Your task —
For this exercise, copy the records below exactly and exclude every image.
*** Data for analysis Section Begins ***
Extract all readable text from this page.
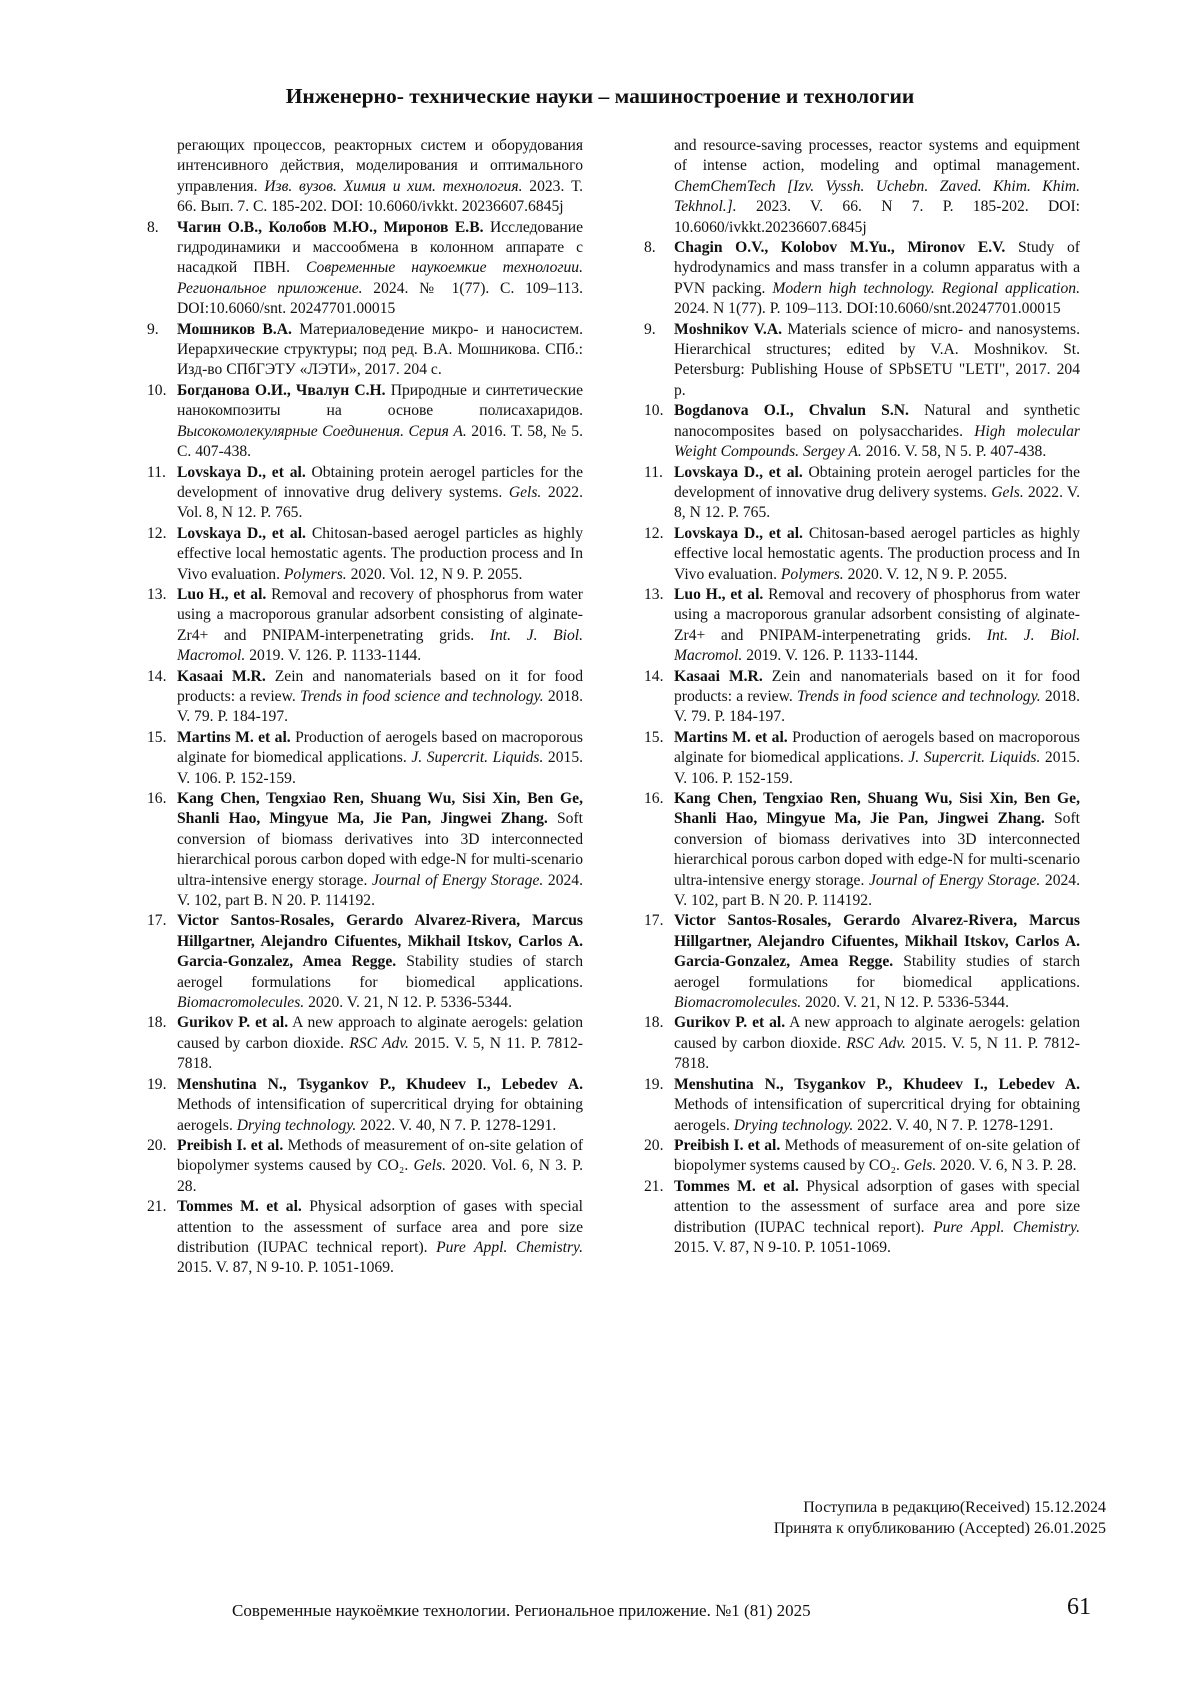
Инженерно- технические науки – машиностроение и технологии
регающих процессов, реакторных систем и оборудования интенсивного действия, моделирования и оптимального управления. Изв. вузов. Химия и хим. технология. 2023. Т. 66. Вып. 7. С. 185-202. DOI: 10.6060/ivkkt. 20236607.6845j
8.	Чагин О.В., Колобов М.Ю., Миронов Е.В. Исследование гидродинамики и массообмена в колонном аппарате с насадкой ПВН. Современные наукоемкие технологии. Региональное приложение. 2024. № 1(77). С. 109–113. DOI:10.6060/snt. 20247701.00015
9.	Мошников В.А. Материаловедение микро- и наносистем. Иерархические структуры; под ред. В.А. Мошникова. СПб.: Изд-во СПбГЭТУ «ЛЭТИ», 2017. 204 с.
10. Богданова О.И., Чвалун С.Н. Природные и синтетические нанокомпозиты на основе полисахаридов. Высокомолекулярные Соединения. Серия А. 2016. Т. 58, № 5. С. 407-438.
11. Lovskaya D., et al. Obtaining protein aerogel particles for the development of innovative drug delivery systems. Gels. 2022. Vol. 8, N 12. P. 765.
12. Lovskaya D., et al. Chitosan-based aerogel particles as highly effective local hemostatic agents. The production process and In Vivo evaluation. Polymers. 2020. Vol. 12, N 9. P. 2055.
13. Luo H., et al. Removal and recovery of phosphorus from water using a macroporous granular adsorbent consisting of alginate-Zr4+ and PNIPAM-interpenetrating grids. Int. J. Biol. Macromol. 2019. V. 126. P. 1133-1144.
14. Kasaai M.R. Zein and nanomaterials based on it for food products: a review. Trends in food science and technology. 2018. V. 79. P. 184-197.
15. Martins M. et al. Production of aerogels based on macroporous alginate for biomedical applications. J. Supercrit. Liquids. 2015. V. 106. P. 152-159.
16. Kang Chen, Tengxiao Ren, Shuang Wu, Sisi Xin, Ben Ge, Shanli Hao, Mingyue Ma, Jie Pan, Jingwei Zhang. Soft conversion of biomass derivatives into 3D interconnected hierarchical porous carbon doped with edge-N for multi-scenario ultra-intensive energy storage. Journal of Energy Storage. 2024. V. 102, part B. N 20. P. 114192.
17. Victor Santos-Rosales, Gerardo Alvarez-Rivera, Marcus Hillgartner, Alejandro Cifuentes, Mikhail Itskov, Carlos A. Garcia-Gonzalez, Amea Regge. Stability studies of starch aerogel formulations for biomedical applications. Biomacromolecules. 2020. V. 21, N 12. P. 5336-5344.
18. Gurikov P. et al. A new approach to alginate aerogels: gelation caused by carbon dioxide. RSC Adv. 2015. V. 5, N 11. P. 7812-7818.
19. Menshutina N., Tsygankov P., Khudeev I., Lebedev A. Methods of intensification of supercritical drying for obtaining aerogels. Drying technology. 2022. V. 40, N 7. P. 1278-1291.
20. Preibish I. et al. Methods of measurement of on-site gelation of biopolymer systems caused by CO₂. Gels. 2020. Vol. 6, N 3. P. 28.
21. Tommes M. et al. Physical adsorption of gases with special attention to the assessment of surface area and pore size distribution (IUPAC technical report). Pure Appl. Chemistry. 2015. V. 87, N 9-10. P. 1051-1069.
and resource-saving processes, reactor systems and equipment of intense action, modeling and optimal management. ChemChemTech [Izv. Vyssh. Uchebn. Zaved. Khim. Khim. Tekhnol.]. 2023. V. 66. N 7. P. 185-202. DOI: 10.6060/ivkkt.20236607.6845j
8.	Chagin O.V., Kolobov M.Yu., Mironov E.V. Study of hydrodynamics and mass transfer in a column apparatus with a PVN packing. Modern high technology. Regional application. 2024. N 1(77). P. 109–113. DOI:10.6060/snt.20247701.00015
9.	Moshnikov V.A. Materials science of micro- and nanosystems. Hierarchical structures; edited by V.A. Moshnikov. St. Petersburg: Publishing House of SPbSETU "LETI", 2017. 204 p.
10. Bogdanova O.I., Chvalun S.N. Natural and synthetic nanocomposites based on polysaccharides. High molecular Weight Compounds. Sergey A. 2016. V. 58, N 5. P. 407-438.
11. Lovskaya D., et al. Obtaining protein aerogel particles for the development of innovative drug delivery systems. Gels. 2022. V. 8, N 12. P. 765.
12. Lovskaya D., et al. Chitosan-based aerogel particles as highly effective local hemostatic agents. The production process and In Vivo evaluation. Polymers. 2020. V. 12, N 9. P. 2055.
13. Luo H., et al. Removal and recovery of phosphorus from water using a macroporous granular adsorbent consisting of alginate-Zr4+ and PNIPAM-interpenetrating grids. Int. J. Biol. Macromol. 2019. V. 126. P. 1133-1144.
14. Kasaai M.R. Zein and nanomaterials based on it for food products: a review. Trends in food science and technology. 2018. V. 79. P. 184-197.
15. Martins M. et al. Production of aerogels based on macroporous alginate for biomedical applications. J. Supercrit. Liquids. 2015. V. 106. P. 152-159.
16. Kang Chen, Tengxiao Ren, Shuang Wu, Sisi Xin, Ben Ge, Shanli Hao, Mingyue Ma, Jie Pan, Jingwei Zhang. Soft conversion of biomass derivatives into 3D interconnected hierarchical porous carbon doped with edge-N for multi-scenario ultra-intensive energy storage. Journal of Energy Storage. 2024. V. 102, part B. N 20. P. 114192.
17. Victor Santos-Rosales, Gerardo Alvarez-Rivera, Marcus Hillgartner, Alejandro Cifuentes, Mikhail Itskov, Carlos A. Garcia-Gonzalez, Amea Regge. Stability studies of starch aerogel formulations for biomedical applications. Biomacromolecules. 2020. V. 21, N 12. P. 5336-5344.
18. Gurikov P. et al. A new approach to alginate aerogels: gelation caused by carbon dioxide. RSC Adv. 2015. V. 5, N 11. P. 7812-7818.
19. Menshutina N., Tsygankov P., Khudeev I., Lebedev A. Methods of intensification of supercritical drying for obtaining aerogels. Drying technology. 2022. V. 40, N 7. P. 1278-1291.
20. Preibish I. et al. Methods of measurement of on-site gelation of biopolymer systems caused by CO₂. Gels. 2020. V. 6, N 3. P. 28.
21. Tommes M. et al. Physical adsorption of gases with special attention to the assessment of surface area and pore size distribution (IUPAC technical report). Pure Appl. Chemistry. 2015. V. 87, N 9-10. P. 1051-1069.
Поступила в редакцию(Received) 15.12.2024
Принята к опубликованию (Accepted) 26.01.2025
Современные наукоёмкие технологии. Региональное приложение. №1 (81) 2025	61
*** Data for analysis Section Ends ***
Solution to this problem —
Extract all readable text from this page.
Инженерно- технические науки – машиностроение и технологии
регающих процессов, реакторных систем и оборудования интенсивного действия, моделирования и оптимального управления. Изв. вузов. Химия и хим. технология. 2023. Т. 66. Вып. 7. С. 185-202. DOI: 10.6060/ivkkt. 20236607.6845j
8.	Чагин О.В., Колобов М.Ю., Миронов Е.В. Исследование гидродинамики и массообмена в колонном аппарате с насадкой ПВН. Современные наукоемкие технологии. Региональное приложение. 2024. № 1(77). С. 109–113. DOI:10.6060/snt. 20247701.00015
9.	Мошников В.А. Материаловедение микро- и наносистем. Иерархические структуры; под ред. В.А. Мошникова. СПб.: Изд-во СПбГЭТУ «ЛЭТИ», 2017. 204 с.
10. Богданова О.И., Чвалун С.Н. Природные и синтетические нанокомпозиты на основе полисахаридов. Высокомолекулярные Соединения. Серия А. 2016. Т. 58, № 5. С. 407-438.
11. Lovskaya D., et al. Obtaining protein aerogel particles for the development of innovative drug delivery systems. Gels. 2022. Vol. 8, N 12. P. 765.
12. Lovskaya D., et al. Chitosan-based aerogel particles as highly effective local hemostatic agents. The production process and In Vivo evaluation. Polymers. 2020. Vol. 12, N 9. P. 2055.
13. Luo H., et al. Removal and recovery of phosphorus from water using a macroporous granular adsorbent consisting of alginate-Zr4+ and PNIPAM-interpenetrating grids. Int. J. Biol. Macromol. 2019. V. 126. P. 1133-1144.
14. Kasaai M.R. Zein and nanomaterials based on it for food products: a review. Trends in food science and technology. 2018. V. 79. P. 184-197.
15. Martins M. et al. Production of aerogels based on macroporous alginate for biomedical applications. J. Supercrit. Liquids. 2015. V. 106. P. 152-159.
16. Kang Chen, Tengxiao Ren, Shuang Wu, Sisi Xin, Ben Ge, Shanli Hao, Mingyue Ma, Jie Pan, Jingwei Zhang. Soft conversion of biomass derivatives into 3D interconnected hierarchical porous carbon doped with edge-N for multi-scenario ultra-intensive energy storage. Journal of Energy Storage. 2024. V. 102, part B. N 20. P. 114192.
17. Victor Santos-Rosales, Gerardo Alvarez-Rivera, Marcus Hillgartner, Alejandro Cifuentes, Mikhail Itskov, Carlos A. Garcia-Gonzalez, Amea Regge. Stability studies of starch aerogel formulations for biomedical applications. Biomacromolecules. 2020. V. 21, N 12. P. 5336-5344.
18. Gurikov P. et al. A new approach to alginate aerogels: gelation caused by carbon dioxide. RSC Adv. 2015. V. 5, N 11. P. 7812-7818.
19. Menshutina N., Tsygankov P., Khudeev I., Lebedev A. Methods of intensification of supercritical drying for obtaining aerogels. Drying technology. 2022. V. 40, N 7. P. 1278-1291.
20. Preibish I. et al. Methods of measurement of on-site gelation of biopolymer systems caused by CO₂. Gels. 2020. Vol. 6, N 3. P. 28.
21. Tommes M. et al. Physical adsorption of gases with special attention to the assessment of surface area and pore size distribution (IUPAC technical report). Pure Appl. Chemistry. 2015. V. 87, N 9-10. P. 1051-1069.
and resource-saving processes, reactor systems and equipment of intense action, modeling and optimal management. ChemChemTech [Izv. Vyssh. Uchebn. Zaved. Khim. Khim. Tekhnol.]. 2023. V. 66. N 7. P. 185-202. DOI: 10.6060/ivkkt.20236607.6845j
8.	Chagin O.V., Kolobov M.Yu., Mironov E.V. Study of hydrodynamics and mass transfer in a column apparatus with a PVN packing. Modern high technology. Regional application. 2024. N 1(77). P. 109–113. DOI:10.6060/snt.20247701.00015
9.	Moshnikov V.A. Materials science of micro- and nanosystems. Hierarchical structures; edited by V.A. Moshnikov. St. Petersburg: Publishing House of SPbSETU "LETI", 2017. 204 p.
10. Bogdanova O.I., Chvalun S.N. Natural and synthetic nanocomposites based on polysaccharides. High molecular Weight Compounds. Sergey A. 2016. V. 58, N 5. P. 407-438.
11. Lovskaya D., et al. Obtaining protein aerogel particles for the development of innovative drug delivery systems. Gels. 2022. V. 8, N 12. P. 765.
12. Lovskaya D., et al. Chitosan-based aerogel particles as highly effective local hemostatic agents. The production process and In Vivo evaluation. Polymers. 2020. V. 12, N 9. P. 2055.
13. Luo H., et al. Removal and recovery of phosphorus from water using a macroporous granular adsorbent consisting of alginate-Zr4+ and PNIPAM-interpenetrating grids. Int. J. Biol. Macromol. 2019. V. 126. P. 1133-1144.
14. Kasaai M.R. Zein and nanomaterials based on it for food products: a review. Trends in food science and technology. 2018. V. 79. P. 184-197.
15. Martins M. et al. Production of aerogels based on macroporous alginate for biomedical applications. J. Supercrit. Liquids. 2015. V. 106. P. 152-159.
16. Kang Chen, Tengxiao Ren, Shuang Wu, Sisi Xin, Ben Ge, Shanli Hao, Mingyue Ma, Jie Pan, Jingwei Zhang. Soft conversion of biomass derivatives into 3D interconnected hierarchical porous carbon doped with edge-N for multi-scenario ultra-intensive energy storage. Journal of Energy Storage. 2024. V. 102, part B. N 20. P. 114192.
17. Victor Santos-Rosales, Gerardo Alvarez-Rivera, Marcus Hillgartner, Alejandro Cifuentes, Mikhail Itskov, Carlos A. Garcia-Gonzalez, Amea Regge. Stability studies of starch aerogel formulations for biomedical applications. Biomacromolecules. 2020. V. 21, N 12. P. 5336-5344.
18. Gurikov P. et al. A new approach to alginate aerogels: gelation caused by carbon dioxide. RSC Adv. 2015. V. 5, N 11. P. 7812-7818.
19. Menshutina N., Tsygankov P., Khudeev I., Lebedev A. Methods of intensification of supercritical drying for obtaining aerogels. Drying technology. 2022. V. 40, N 7. P. 1278-1291.
20. Preibish I. et al. Methods of measurement of on-site gelation of biopolymer systems caused by CO₂. Gels. 2020. V. 6, N 3. P. 28.
21. Tommes M. et al. Physical adsorption of gases with special attention to the assessment of surface area and pore size distribution (IUPAC technical report). Pure Appl. Chemistry. 2015. V. 87, N 9-10. P. 1051-1069.
Поступила в редакцию(Received) 15.12.2024
Принята к опубликованию (Accepted) 26.01.2025
Современные наукоёмкие технологии. Региональное приложение. №1 (81) 2025	61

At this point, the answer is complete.